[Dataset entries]

___

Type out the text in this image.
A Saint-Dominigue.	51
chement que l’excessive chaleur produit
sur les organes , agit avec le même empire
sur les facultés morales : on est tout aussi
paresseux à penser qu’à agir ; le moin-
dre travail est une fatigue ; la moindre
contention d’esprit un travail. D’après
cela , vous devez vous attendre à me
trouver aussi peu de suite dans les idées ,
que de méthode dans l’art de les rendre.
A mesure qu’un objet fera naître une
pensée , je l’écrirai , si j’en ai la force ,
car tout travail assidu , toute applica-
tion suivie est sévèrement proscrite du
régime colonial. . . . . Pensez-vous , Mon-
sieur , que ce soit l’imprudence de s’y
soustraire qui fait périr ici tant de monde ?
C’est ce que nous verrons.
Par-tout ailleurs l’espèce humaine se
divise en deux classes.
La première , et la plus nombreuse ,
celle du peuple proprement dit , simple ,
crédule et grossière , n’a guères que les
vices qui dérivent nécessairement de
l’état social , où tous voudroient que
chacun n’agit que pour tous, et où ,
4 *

___

Exercise description> In the records above, find each line with the word "dans" and copy it.

Correct result>
trouver aussi peu de suite dans les idées ,
que de méthode dans l’art de les rendre.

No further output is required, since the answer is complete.